### ENTRIES PROVIDED
◇ ◇ ◇ ◇

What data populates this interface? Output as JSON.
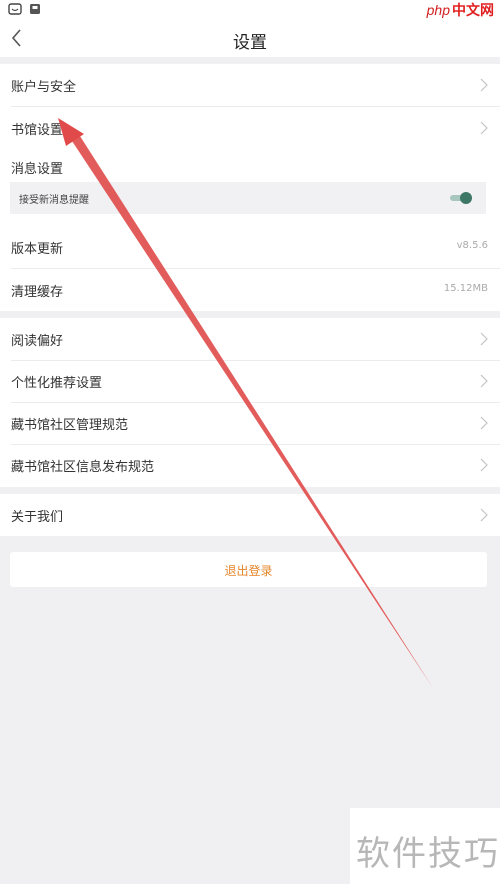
{
  "status_bar": {
    "icons": [
      "chat-app-icon",
      "notification-icon"
    ]
  },
  "watermark_top": {
    "php_text": "php",
    "site_text": "中文网"
  },
  "header": {
    "title": "设置",
    "back_icon": "chevron-left-icon"
  },
  "settings": {
    "account_security": "账户与安全",
    "library_settings": "书馆设置",
    "message_settings": "消息设置",
    "receive_new_message_alerts": "接受新消息提醒",
    "app_version_label": "版本更新",
    "app_version_value": "v8.5.6",
    "clear_cache_label": "清理缓存",
    "clear_cache_value": "15.12MB",
    "reading_preferences": "阅读偏好",
    "personalized_recommendation": "个性化推荐设置",
    "community_management_rules": "藏书馆社区管理规范",
    "community_posting_rules": "藏书馆社区信息发布规范",
    "about_us": "关于我们"
  },
  "toggle_state": "on",
  "logout": {
    "label": "退出登录"
  },
  "watermark_bottom": {
    "text": "软件技巧"
  },
  "colors": {
    "accent": "#e6862b",
    "toggle": "#3e7766",
    "arrow": "#e04a4a",
    "background": "#f0f0f2"
  }
}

◇ ◇ ◇ ◇

Write the entries above out again exactly, but not the pictures.

What data populates this interface? Output as JSON.
{
  "status_bar": {
    "icons": [
      "chat-app-icon",
      "notification-icon"
    ]
  },
  "watermark_top": {
    "php_text": "php",
    "site_text": "中文网"
  },
  "header": {
    "title": "设置",
    "back_icon": "chevron-left-icon"
  },
  "settings": {
    "account_security": "账户与安全",
    "library_settings": "书馆设置",
    "message_settings": "消息设置",
    "receive_new_message_alerts": "接受新消息提醒",
    "app_version_label": "版本更新",
    "app_version_value": "v8.5.6",
    "clear_cache_label": "清理缓存",
    "clear_cache_value": "15.12MB",
    "reading_preferences": "阅读偏好",
    "personalized_recommendation": "个性化推荐设置",
    "community_management_rules": "藏书馆社区管理规范",
    "community_posting_rules": "藏书馆社区信息发布规范",
    "about_us": "关于我们"
  },
  "toggle_state": "on",
  "logout": {
    "label": "退出登录"
  },
  "watermark_bottom": {
    "text": "软件技巧"
  },
  "colors": {
    "accent": "#e6862b",
    "toggle": "#3e7766",
    "arrow": "#e04a4a",
    "background": "#f0f0f2"
  }
}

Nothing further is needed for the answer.